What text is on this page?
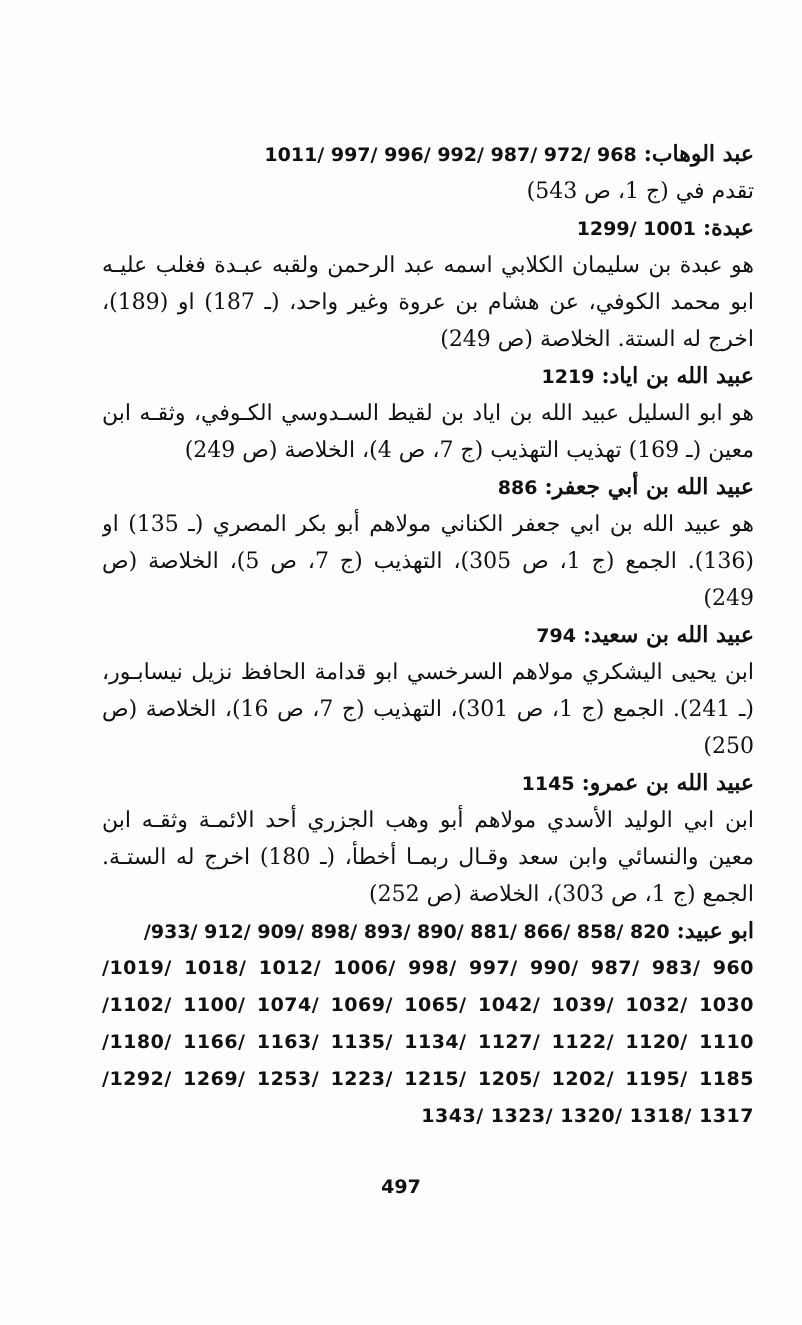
عبد الوهاب: 968 /972 /987 /992 /996 /997 /1011
تقدم في (ج 1، ص 543)
عبدة: 1001 /1299
هو عبدة بن سليمان الكلابي اسمه عبد الرحمن ولقبه عبـدة فغلب عليـه
ابو محمد الكوفي، عن هشام بن عروة وغير واحد، (ـ 187) او (189)،
اخرج له الستة. الخلاصة (ص 249)
عبيد الله بن اياد: 1219
هو ابو السليل عبيد الله بن اياد بن لقيط السـدوسي الكـوفي، وثقـه ابن
معين (ـ 169) تهذيب التهذيب (ج 7، ص 4)، الخلاصة (ص 249)
عبيد الله بن أبي جعفر: 886
هو عبيد الله بن ابي جعفر الكناني مولاهم أبو بكر المصري (ـ 135) او
(136). الجمع (ج 1، ص 305)، التهذيب (ج 7، ص 5)، الخلاصة (ص
249)
عبيد الله بن سعيد: 794
ابن يحيى اليشكري مولاهم السرخسي ابو قدامة الحافظ نزيل نيسابـور،
(ـ 241). الجمع (ج 1، ص 301)، التهذيب (ج 7، ص 16)، الخلاصة (ص
250)
عبيد الله بن عمرو: 1145
ابن ابي الوليد الأسدي مولاهم أبو وهب الجزري أحد الائمـة وثقـه ابن
معين والنسائي وابن سعد وقـال ربمـا أخطأ، (ـ 180) اخرج له الستـة.
الجمع (ج 1، ص 303)، الخلاصة (ص 252)
ابو عبيد: 820 /858 /866 /881 /890 /893 /898 /909 /912 /933/
960 /983 /987 /990 /997 /998 /1006 /1012 /1018 /1019/
1030 /1032 /1039 /1042 /1065 /1069 /1074 /1100 /1102/
1110 /1120 /1122 /1127 /1134 /1135 /1163 /1166 /1180/
1185 /1195 /1202 /1205 /1215 /1223 /1253 /1269 /1292/
1317 /1318 /1320 /1323 /1343
497
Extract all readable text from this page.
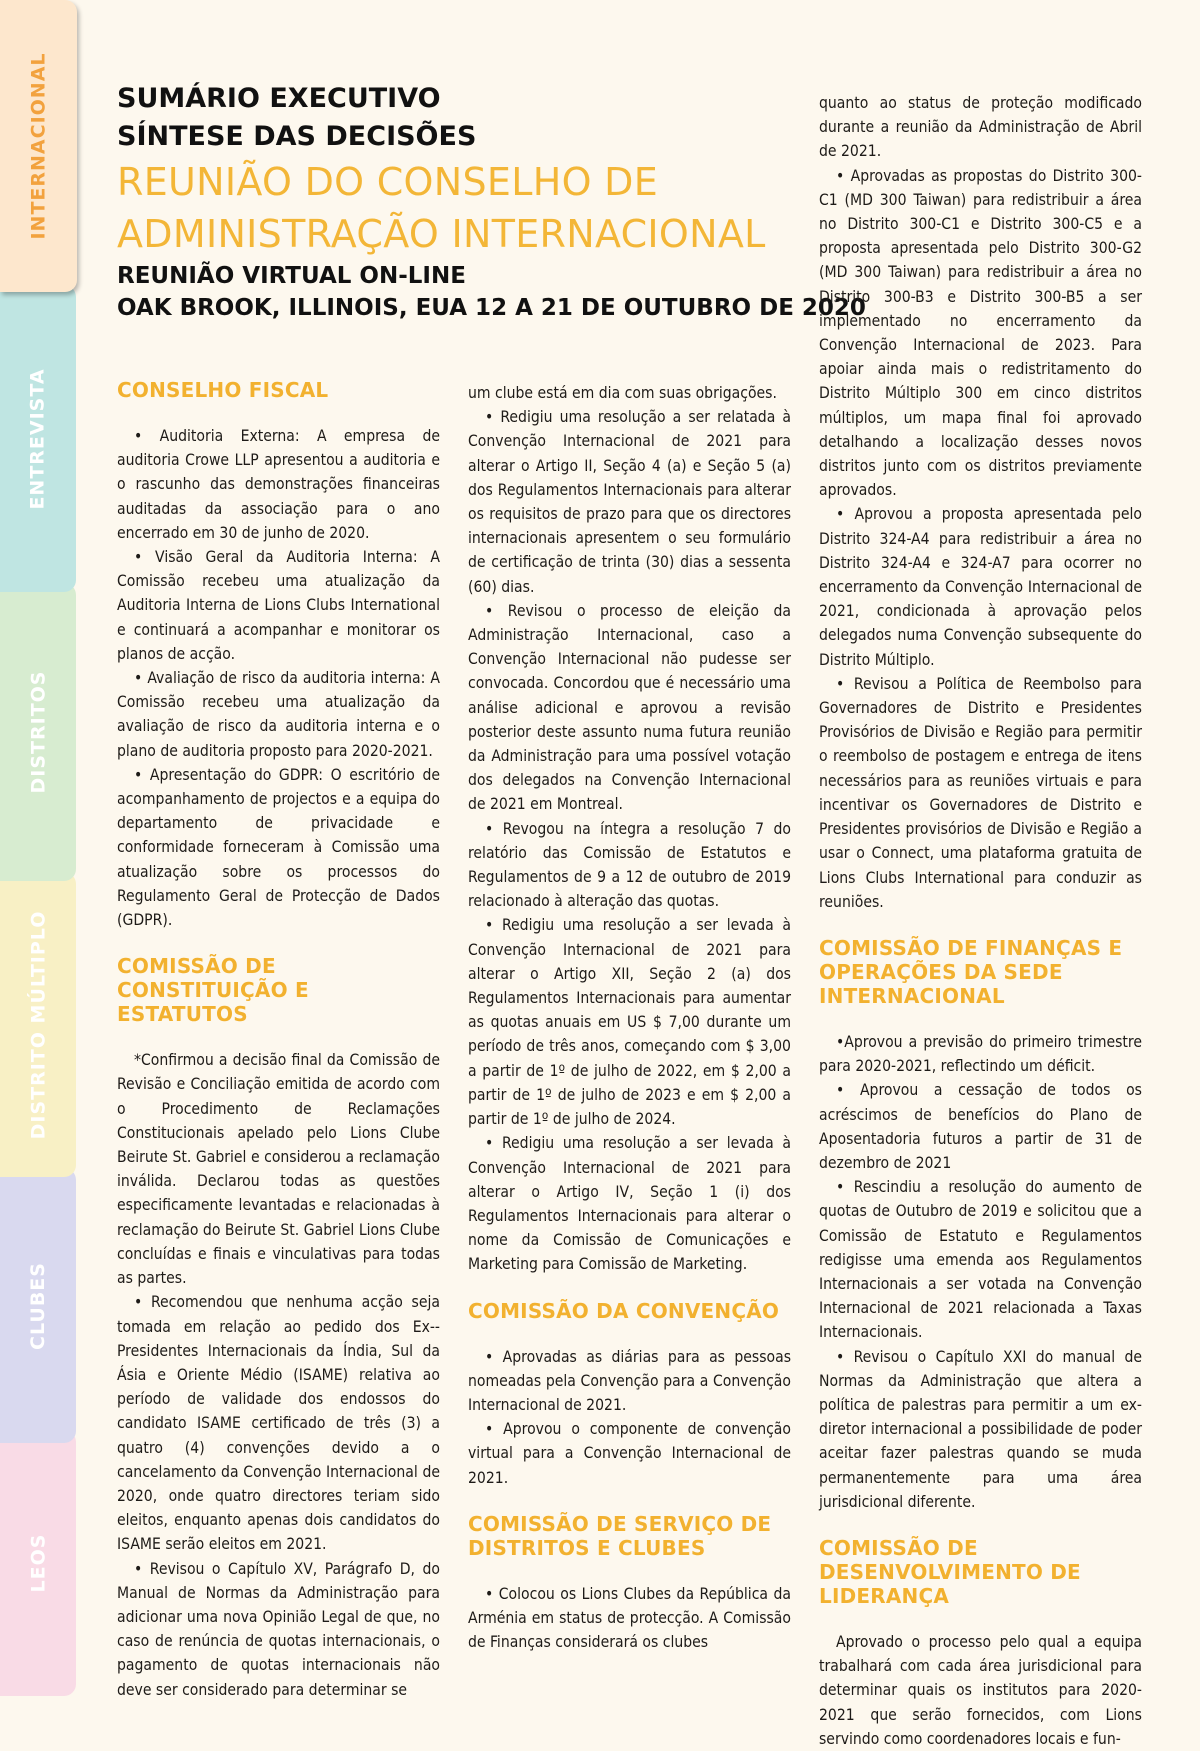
LEOS
CLUBES
DISTRITO MÚLTIPLO
DISTRITOS
ENTREVISTA
INTERNACIONAL	SUMÁRIO EXECUTIVO

SÍNTESE DAS DECISÕES

REUNIÃO DO CONSELHO DE

ADMINISTRAÇÃO INTERNACIONAL

REUNIÃO VIRTUAL ON-LINE

OAK BROOK, ILLINOIS, EUA 12 A 21 DE OUTUBRO DE 2020

CONSELHO FISCAL

• Auditoria Externa: A empresa de auditoria Crowe LLP apresentou a auditoria e o rascunho das demonstrações financeiras auditadas da associação para o ano encerrado em 30 de junho de 2020.

• Visão Geral da Auditoria Interna: A Comissão recebeu uma atualização da Auditoria Interna de Lions Clubs International e continuará a acompanhar e monitorar os planos de acção.

• Avaliação de risco da auditoria interna: A Comissão recebeu uma atualização da avaliação de risco da auditoria interna e o plano de auditoria proposto para 2020-2021.

• Apresentação do GDPR: O escritório de acompanhamento de projectos e a equipa do departamento de privacidade e conformidade forneceram à Comissão uma atualização sobre os processos do Regulamento Geral de Protecção de Dados (GDPR).

COMISSÃO DE CONSTITUIÇÃO E ESTATUTOS

*Confirmou a decisão final da Comissão de Revisão e Conciliação emitida de acordo com o Procedimento de Reclamações Constitucionais apelado pelo Lions Clube Beirute St. Gabriel e considerou a reclamação inválida. Declarou todas as questões especificamente levantadas e relacionadas à reclamação do Beirute St. Gabriel Lions Clube concluídas e finais e vinculativas para todas as partes.

• Recomendou que nenhuma acção seja tomada em relação ao pedido dos Ex--Presidentes Internacionais da Índia, Sul da Ásia e Oriente Médio (ISAME) relativa ao período de validade dos endossos do candidato ISAME certificado de três (3) a quatro (4) convenções devido a o cancelamento da Convenção Internacional de 2020, onde quatro directores teriam sido eleitos, enquanto apenas dois candidatos do ISAME serão eleitos em 2021.

• Revisou o Capítulo XV, Parágrafo D, do Manual de Normas da Administração para adicionar uma nova Opinião Legal de que, no caso de renúncia de quotas internacionais, o pagamento de quotas internacionais não deve ser considerado para determinar se

um clube está em dia com suas obrigações.

• Redigiu uma resolução a ser relatada à Convenção Internacional de 2021 para alterar o Artigo II, Seção 4 (a) e Seção 5 (a) dos Regulamentos Internacionais para alterar os requisitos de prazo para que os directores internacionais apresentem o seu formulário de certificação de trinta (30) dias a sessenta (60) dias.

• Revisou o processo de eleição da Administração Internacional, caso a Convenção Internacional não pudesse ser convocada. Concordou que é necessário uma análise adicional e aprovou a revisão posterior deste assunto numa futura reunião da Administração para uma possível votação dos delegados na Convenção Internacional de 2021 em Montreal.

• Revogou na íntegra a resolução 7 do relatório das Comissão de Estatutos e Regulamentos de 9 a 12 de outubro de 2019 relacionado à alteração das quotas.

• Redigiu uma resolução a ser levada à Convenção Internacional de 2021 para alterar o Artigo XII, Seção 2 (a) dos Regulamentos Internacionais para aumentar as quotas anuais em US $ 7,00 durante um período de três anos, começando com $ 3,00 a partir de 1º de julho de 2022, em $ 2,00 a partir de 1º de julho de 2023 e em $ 2,00 a partir de 1º de julho de 2024.

• Redigiu uma resolução a ser levada à Convenção Internacional de 2021 para alterar o Artigo IV, Seção 1 (i) dos Regulamentos Internacionais para alterar o nome da Comissão de Comunicações e Marketing para Comissão de Marketing.

COMISSÃO DA CONVENÇÃO

• Aprovadas as diárias para as pessoas nomeadas pela Convenção para a Convenção Internacional de 2021.

• Aprovou o componente de convenção virtual para a Convenção Internacional de 2021.

COMISSÃO DE SERVIÇO DE DISTRITOS E CLUBES

• Colocou os Lions Clubes da República da Arménia em status de protecção. A Comissão de Finanças considerará os clubes

quanto ao status de proteção modificado durante a reunião da Administração de Abril de 2021.

• Aprovadas as propostas do Distrito 300-C1 (MD 300 Taiwan) para redistribuir a área no Distrito 300-C1 e Distrito 300-C5 e a proposta apresentada pelo Distrito 300-G2 (MD 300 Taiwan) para redistribuir a área no Distrito 300-B3 e Distrito 300-B5 a ser implementado no encerramento da Convenção Internacional de 2023. Para apoiar ainda mais o redistritamento do Distrito Múltiplo 300 em cinco distritos múltiplos, um mapa final foi aprovado detalhando a localização desses novos distritos junto com os distritos previamente aprovados.

• Aprovou a proposta apresentada pelo Distrito 324-A4 para redistribuir a área no Distrito 324-A4 e 324-A7 para ocorrer no encerramento da Convenção Internacional de 2021, condicionada à aprovação pelos delegados numa Convenção subsequente do Distrito Múltiplo.

• Revisou a Política de Reembolso para Governadores de Distrito e Presidentes Provisórios de Divisão e Região para permitir o reembolso de postagem e entrega de itens necessários para as reuniões virtuais e para incentivar os Governadores de Distrito e Presidentes provisórios de Divisão e Região a usar o Connect, uma plataforma gratuita de Lions Clubs International para conduzir as reuniões.

COMISSÃO DE FINANÇAS E OPERAÇÕES DA SEDE INTERNACIONAL

•Aprovou a previsão do primeiro trimestre para 2020-2021, reflectindo um déficit.

• Aprovou a cessação de todos os acréscimos de benefícios do Plano de Aposentadoria futuros a partir de 31 de dezembro de 2021

• Rescindiu a resolução do aumento de quotas de Outubro de 2019 e solicitou que a Comissão de Estatuto e Regulamentos redigisse uma emenda aos Regulamentos Internacionais a ser votada na Convenção Internacional de 2021 relacionada a Taxas Internacionais.

• Revisou o Capítulo XXI do manual de Normas da Administração que altera a política de palestras para permitir a um ex-diretor internacional a possibilidade de poder aceitar fazer palestras quando se muda permanentemente para uma área jurisdicional diferente.

COMISSÃO DE DESENVOLVIMENTO DE LIDERANÇA

Aprovado o processo pelo qual a equipa trabalhará com cada área jurisdicional para determinar quais os institutos para 2020-2021 que serão fornecidos, com Lions servindo como coordenadores locais e fun-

* Problem to work on:
Only lines with "determinar" are wanted here; list each of them.

* Completed exercise:
• Revisou o Capítulo XV, Parágrafo D, do Manual de Normas da Administração para adicionar uma nova Opinião Legal de que, no caso de renúncia de quotas internacionais, o pagamento de quotas internacionais não deve ser considerado para determinar se
Aprovado o processo pelo qual a equipa trabalhará com cada área jurisdicional para determinar quais os institutos para 2020-2021 que serão fornecidos, com Lions servindo como coordenadores locais e fun-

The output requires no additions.